_REQUIREMENTS_.
Find every line with the word "target". Copy those lines.

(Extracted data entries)

....

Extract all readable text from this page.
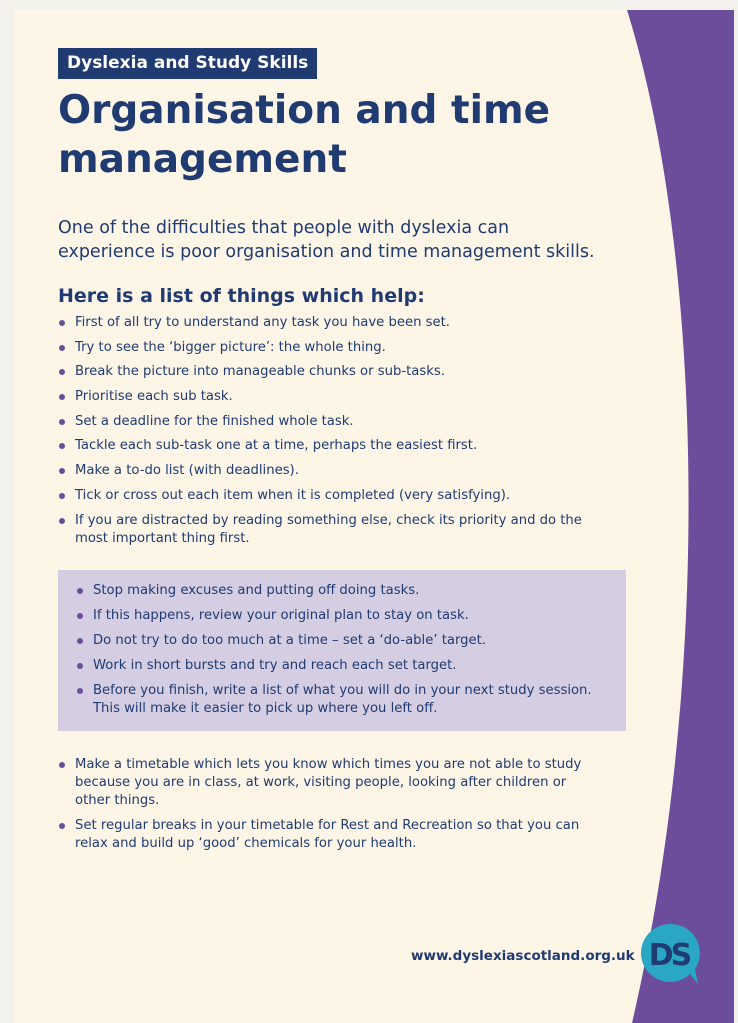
Dyslexia and Study Skills
Organisation and time
management
One of the difficulties that people with dyslexia can
experience is poor organisation and time management skills.
Here is a list of things which help:
First of all try to understand any task you have been set.
Try to see the ‘bigger picture’: the whole thing.
Break the picture into manageable chunks or sub-tasks.
Prioritise each sub task.
Set a deadline for the finished whole task.
Tackle each sub-task one at a time, perhaps the easiest first.
Make a to-do list (with deadlines).
Tick or cross out each item when it is completed (very satisfying).
If you are distracted by reading something else, check its priority and do the most important thing first.
Stop making excuses and putting off doing tasks.
If this happens, review your original plan to stay on task.
Do not try to do too much at a time – set a ‘do-able’ target.
Work in short bursts and try and reach each set target.
Before you finish, write a list of what you will do in your next study session. This will make it easier to pick up where you left off.
Make a timetable which lets you know which times you are not able to study because you are in class, at work, visiting people, looking after children or other things.
Set regular breaks in your timetable for Rest and Recreation so that you can relax and build up ‘good’ chemicals for your health.
www.dyslexiascotland.org.uk DS
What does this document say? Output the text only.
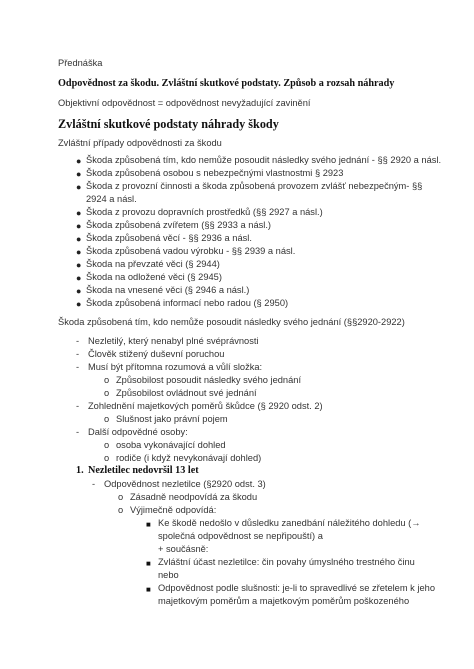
Přednáška
Odpovědnost za škodu. Zvláštní skutkové podstaty. Způsob a rozsah náhrady
Objektivní odpovědnost = odpovědnost nevyžadující zavinění
Zvláštní skutkové podstaty náhrady škody
Zvláštní případy odpovědnosti za škodu
● Škoda způsobená tím, kdo nemůže posoudit následky svého jednání - §§ 2920 a násl.
● Škoda způsobená osobou s nebezpečnými vlastnostmi § 2923
● Škoda z provozní činnosti a škoda způsobená provozem zvlášť nebezpečným- §§
2924 a násl.
● Škoda z provozu dopravních prostředků (§§ 2927 a násl.)
● Škoda způsobená zvířetem (§§ 2933 a násl.)
● Škoda způsobená věcí - §§ 2936 a násl.
● Škoda způsobená vadou výrobku - §§ 2939 a násl.
● Škoda na převzaté věci (§ 2944)
● Škoda na odložené věci (§ 2945)
● Škoda na vnesené věci (§ 2946 a násl.)
● Škoda způsobená informací nebo radou (§ 2950)
Škoda způsobená tím, kdo nemůže posoudit následky svého jednání (§§2920-2922)
- Nezletilý, který nenabyl plné svéprávnosti
- Člověk stižený duševní poruchou
- Musí být přítomna rozumová a vůlí složka:
o Způsobilost posoudit následky svého jednání
o Způsobilost ovládnout své jednání
- Zohlednění majetkových poměrů škůdce (§ 2920 odst. 2)
o Slušnost jako právní pojem
- Další odpovědné osoby:
o osoba vykonávající dohled
o rodiče (i když nevykonávají dohled)
1. Nezletilec nedovršil 13 let
- Odpovědnost nezletilce (§2920 odst. 3)
o Zásadně neodpovídá za škodu
o Výjimečně odpovídá:
■ Ke škodě nedošlo v důsledku zanedbání náležitého dohledu (→
společná odpovědnost se nepřipouští) a
+ součásně:
■ Zvláštní účast nezletilce: čin povahy úmyslného trestného činu
nebo
■ Odpovědnost podle slušnosti: je-li to spravedlivé se zřetelem k jeho
majetkovým poměrům a majetkovým poměrům poškozeného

....

_OUTPUT BELOW_.
Do not try to do too much at a time – set a ‘do-able’ target.
Work in short bursts and try and reach each set target.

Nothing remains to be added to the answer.